- _Instructions to follow_
According to the review of Nine Night, what award did the play recently win?

- _Supplied text_
§

Nine Night

Natasha Gordon
Trafalgar Studios

The Company Credit: Helen Murray
Natasha Gordon, Karl Collins, Michelle Greenidge, Cecilia Noble and Rebekah Murrell Credit: Helen Murray
Natasha Gordon and Hattie Ladbury Credit: Helen Murray
Natasha Gordon, Karl Collins, Michelle Greenidge, Rebekah Murrell and Cecilia Noble Credit: Helen Murray
Oliver Alvin-Wilson and Karl Collins Credit: Helen Murray
Oliver Alvin-Wilson and Hattie Ladbury Credit: Helen Murray
Rebekah Murrell and Michelle Greenidge Credit: Helen Murray
Oliver Alvin-Wilson, Natasha Gordon, Rebekah Murrell, Karl Collins, and Cecilia Noble Credit: Helen Murray

“Nine Night is Natasha Gordon’s first play as a writer and this transfer will make her the first black British female playwright to have a play staged in the West End.” Come the day one doesn't need to point that out.

Gordon, an actress in her former life, looks as if she has a new career ahead of her, her writing sings. Nine Night won the Evening Standard most promising playwright award recently after opening earlier this year at the NT Dorfman. Some debut play! Gordon has also “recently been nominated for the Best Writer Award in The Stage newspaper’s ‘Debut Awards’.

§

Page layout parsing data
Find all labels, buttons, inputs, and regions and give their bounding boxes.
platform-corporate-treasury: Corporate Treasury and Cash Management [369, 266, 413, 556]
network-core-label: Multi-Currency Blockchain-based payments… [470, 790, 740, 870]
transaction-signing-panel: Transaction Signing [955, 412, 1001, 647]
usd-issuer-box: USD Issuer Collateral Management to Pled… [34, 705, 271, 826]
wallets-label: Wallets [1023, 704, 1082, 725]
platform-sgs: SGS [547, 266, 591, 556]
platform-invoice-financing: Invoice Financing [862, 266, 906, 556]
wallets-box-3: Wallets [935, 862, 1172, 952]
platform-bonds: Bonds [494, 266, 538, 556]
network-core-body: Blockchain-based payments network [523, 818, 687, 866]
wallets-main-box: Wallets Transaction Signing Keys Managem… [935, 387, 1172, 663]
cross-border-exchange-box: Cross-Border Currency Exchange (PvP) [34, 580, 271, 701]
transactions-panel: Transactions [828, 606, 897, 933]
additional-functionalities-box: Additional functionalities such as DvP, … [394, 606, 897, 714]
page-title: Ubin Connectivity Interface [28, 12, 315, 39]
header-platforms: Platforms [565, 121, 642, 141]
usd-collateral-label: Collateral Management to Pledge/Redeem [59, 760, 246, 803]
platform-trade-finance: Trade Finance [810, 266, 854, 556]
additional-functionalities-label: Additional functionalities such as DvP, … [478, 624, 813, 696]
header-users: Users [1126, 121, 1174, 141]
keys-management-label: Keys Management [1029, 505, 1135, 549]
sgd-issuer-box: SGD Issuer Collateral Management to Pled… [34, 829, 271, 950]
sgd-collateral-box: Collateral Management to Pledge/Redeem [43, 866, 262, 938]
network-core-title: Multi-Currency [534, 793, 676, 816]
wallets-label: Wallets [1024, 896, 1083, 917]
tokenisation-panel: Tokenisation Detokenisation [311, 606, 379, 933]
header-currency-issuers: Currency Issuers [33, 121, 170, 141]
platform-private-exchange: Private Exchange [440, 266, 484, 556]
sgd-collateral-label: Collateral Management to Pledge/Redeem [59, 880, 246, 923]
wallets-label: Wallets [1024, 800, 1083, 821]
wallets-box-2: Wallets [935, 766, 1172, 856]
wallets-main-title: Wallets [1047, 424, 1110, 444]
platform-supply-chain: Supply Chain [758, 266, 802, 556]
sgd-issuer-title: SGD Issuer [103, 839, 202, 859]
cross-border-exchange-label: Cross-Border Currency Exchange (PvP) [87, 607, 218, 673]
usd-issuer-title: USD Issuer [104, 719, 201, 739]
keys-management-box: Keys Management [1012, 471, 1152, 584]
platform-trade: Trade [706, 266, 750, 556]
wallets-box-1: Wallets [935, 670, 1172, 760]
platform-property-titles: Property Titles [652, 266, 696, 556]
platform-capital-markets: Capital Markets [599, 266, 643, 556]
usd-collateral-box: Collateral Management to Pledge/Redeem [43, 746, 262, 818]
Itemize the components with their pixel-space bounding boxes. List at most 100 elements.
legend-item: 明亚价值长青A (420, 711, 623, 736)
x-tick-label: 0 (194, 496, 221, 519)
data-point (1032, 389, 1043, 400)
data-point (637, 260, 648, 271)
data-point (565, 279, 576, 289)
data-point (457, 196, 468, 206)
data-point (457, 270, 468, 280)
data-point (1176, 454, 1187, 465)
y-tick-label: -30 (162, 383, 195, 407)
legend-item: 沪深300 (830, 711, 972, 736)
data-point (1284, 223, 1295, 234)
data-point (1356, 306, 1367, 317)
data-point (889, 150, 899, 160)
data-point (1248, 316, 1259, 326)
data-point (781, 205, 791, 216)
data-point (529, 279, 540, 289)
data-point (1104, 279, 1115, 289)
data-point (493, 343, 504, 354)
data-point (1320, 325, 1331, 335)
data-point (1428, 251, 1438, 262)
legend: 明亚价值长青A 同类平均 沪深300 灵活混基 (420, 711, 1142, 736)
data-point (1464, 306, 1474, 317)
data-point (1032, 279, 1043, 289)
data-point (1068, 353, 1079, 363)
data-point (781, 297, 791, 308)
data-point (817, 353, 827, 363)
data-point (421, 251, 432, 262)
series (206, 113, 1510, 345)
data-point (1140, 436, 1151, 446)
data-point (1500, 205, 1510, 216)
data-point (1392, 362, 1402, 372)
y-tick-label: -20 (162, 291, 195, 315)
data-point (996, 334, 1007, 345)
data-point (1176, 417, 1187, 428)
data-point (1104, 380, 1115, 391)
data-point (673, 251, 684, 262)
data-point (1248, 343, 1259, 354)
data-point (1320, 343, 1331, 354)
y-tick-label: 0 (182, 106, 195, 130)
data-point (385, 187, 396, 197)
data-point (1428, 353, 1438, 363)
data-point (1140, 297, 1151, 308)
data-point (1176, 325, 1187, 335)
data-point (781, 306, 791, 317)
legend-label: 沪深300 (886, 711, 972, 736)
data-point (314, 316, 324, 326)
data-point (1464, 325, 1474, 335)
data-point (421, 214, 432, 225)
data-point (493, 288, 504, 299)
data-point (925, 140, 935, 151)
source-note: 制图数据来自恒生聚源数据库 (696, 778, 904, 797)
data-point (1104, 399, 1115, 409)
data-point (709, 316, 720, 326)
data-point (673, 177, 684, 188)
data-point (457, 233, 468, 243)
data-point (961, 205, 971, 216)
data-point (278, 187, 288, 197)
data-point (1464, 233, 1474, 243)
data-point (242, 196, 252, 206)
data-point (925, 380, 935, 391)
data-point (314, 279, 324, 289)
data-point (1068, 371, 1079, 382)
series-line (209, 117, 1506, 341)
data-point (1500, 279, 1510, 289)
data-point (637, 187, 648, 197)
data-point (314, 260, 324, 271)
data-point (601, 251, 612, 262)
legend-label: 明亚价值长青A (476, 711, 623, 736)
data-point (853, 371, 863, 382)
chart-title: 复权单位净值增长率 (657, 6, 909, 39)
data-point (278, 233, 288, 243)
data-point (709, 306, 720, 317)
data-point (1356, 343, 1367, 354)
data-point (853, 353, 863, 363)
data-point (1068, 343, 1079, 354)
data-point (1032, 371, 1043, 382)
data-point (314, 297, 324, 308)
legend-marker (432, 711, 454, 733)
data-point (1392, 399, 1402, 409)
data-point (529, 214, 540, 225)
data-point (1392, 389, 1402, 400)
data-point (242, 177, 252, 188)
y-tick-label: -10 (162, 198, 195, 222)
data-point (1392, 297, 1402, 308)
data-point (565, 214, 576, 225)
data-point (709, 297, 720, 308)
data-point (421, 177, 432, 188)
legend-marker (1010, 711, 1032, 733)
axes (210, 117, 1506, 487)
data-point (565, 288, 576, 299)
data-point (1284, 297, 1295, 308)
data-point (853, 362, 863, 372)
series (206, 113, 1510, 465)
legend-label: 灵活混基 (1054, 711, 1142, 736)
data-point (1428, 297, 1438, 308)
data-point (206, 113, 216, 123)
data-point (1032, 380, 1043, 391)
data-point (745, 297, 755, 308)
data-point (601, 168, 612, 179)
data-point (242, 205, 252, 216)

§

- _Answer to this exercise_
The Evening Standard most promising playwright award.